Short problem:
Pull out each line of the records holding the string "type".

Source records:
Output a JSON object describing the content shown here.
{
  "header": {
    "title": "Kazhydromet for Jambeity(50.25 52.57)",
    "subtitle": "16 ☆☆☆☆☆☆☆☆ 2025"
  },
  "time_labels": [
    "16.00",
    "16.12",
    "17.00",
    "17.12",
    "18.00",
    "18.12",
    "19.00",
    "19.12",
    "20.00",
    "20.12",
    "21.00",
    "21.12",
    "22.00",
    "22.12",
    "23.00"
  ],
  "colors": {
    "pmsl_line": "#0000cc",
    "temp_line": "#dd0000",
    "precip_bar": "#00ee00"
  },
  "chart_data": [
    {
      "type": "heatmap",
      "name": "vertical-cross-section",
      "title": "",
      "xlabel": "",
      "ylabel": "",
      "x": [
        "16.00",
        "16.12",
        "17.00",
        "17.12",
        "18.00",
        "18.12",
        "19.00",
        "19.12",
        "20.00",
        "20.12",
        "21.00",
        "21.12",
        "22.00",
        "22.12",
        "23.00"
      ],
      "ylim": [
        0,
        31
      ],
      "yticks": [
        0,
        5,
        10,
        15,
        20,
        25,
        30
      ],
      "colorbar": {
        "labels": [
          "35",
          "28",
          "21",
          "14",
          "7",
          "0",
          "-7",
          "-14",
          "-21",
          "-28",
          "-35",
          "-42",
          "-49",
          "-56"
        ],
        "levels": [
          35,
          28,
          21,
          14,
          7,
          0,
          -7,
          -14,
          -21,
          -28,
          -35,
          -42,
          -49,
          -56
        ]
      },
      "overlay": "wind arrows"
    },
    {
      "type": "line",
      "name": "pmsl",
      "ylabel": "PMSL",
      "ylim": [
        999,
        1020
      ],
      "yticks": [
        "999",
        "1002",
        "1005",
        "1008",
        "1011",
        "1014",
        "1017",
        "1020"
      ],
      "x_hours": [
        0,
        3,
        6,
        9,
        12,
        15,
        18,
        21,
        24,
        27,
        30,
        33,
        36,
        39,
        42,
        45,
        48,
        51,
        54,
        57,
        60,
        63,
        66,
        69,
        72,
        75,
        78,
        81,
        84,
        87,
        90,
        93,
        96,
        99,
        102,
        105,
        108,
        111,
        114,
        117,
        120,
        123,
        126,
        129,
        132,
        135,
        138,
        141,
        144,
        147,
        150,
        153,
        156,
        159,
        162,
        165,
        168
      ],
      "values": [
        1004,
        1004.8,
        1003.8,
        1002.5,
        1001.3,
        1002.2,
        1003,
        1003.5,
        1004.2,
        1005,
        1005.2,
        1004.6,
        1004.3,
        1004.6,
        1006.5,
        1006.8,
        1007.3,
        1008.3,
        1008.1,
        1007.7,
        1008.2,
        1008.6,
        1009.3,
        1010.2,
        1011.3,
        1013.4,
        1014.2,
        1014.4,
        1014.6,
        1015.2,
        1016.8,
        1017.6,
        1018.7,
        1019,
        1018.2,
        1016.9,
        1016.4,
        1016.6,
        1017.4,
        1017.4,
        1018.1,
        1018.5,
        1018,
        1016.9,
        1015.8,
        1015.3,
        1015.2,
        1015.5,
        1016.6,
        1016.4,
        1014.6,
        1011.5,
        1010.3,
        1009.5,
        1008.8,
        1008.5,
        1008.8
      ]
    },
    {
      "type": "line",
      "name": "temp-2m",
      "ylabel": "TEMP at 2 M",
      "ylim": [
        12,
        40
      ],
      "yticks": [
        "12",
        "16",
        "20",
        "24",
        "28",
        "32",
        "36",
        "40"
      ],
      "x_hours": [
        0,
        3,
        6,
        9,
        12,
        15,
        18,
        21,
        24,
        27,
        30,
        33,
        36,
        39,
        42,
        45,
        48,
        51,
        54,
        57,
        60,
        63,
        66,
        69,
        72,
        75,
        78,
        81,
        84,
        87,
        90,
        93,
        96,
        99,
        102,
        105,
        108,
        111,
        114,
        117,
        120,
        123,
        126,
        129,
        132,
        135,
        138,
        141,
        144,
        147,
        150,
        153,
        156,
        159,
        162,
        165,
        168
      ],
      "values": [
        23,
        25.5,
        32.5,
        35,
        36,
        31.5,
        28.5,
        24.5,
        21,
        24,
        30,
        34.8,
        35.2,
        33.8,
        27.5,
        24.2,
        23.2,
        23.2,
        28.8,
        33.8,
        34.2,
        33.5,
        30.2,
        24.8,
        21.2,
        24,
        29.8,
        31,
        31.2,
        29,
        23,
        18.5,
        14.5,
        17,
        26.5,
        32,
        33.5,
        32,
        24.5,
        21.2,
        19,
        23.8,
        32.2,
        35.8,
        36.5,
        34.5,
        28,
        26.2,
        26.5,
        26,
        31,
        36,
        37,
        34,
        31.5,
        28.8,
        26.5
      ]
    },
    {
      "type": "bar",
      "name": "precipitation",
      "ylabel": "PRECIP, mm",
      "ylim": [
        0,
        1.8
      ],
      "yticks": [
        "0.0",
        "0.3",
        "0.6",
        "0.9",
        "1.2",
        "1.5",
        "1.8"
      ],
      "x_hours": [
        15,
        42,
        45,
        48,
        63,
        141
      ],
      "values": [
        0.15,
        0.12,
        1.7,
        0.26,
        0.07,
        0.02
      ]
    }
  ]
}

Exercise result:
      "type": "heatmap",
      "type": "line",
      "type": "line",
      "type": "bar",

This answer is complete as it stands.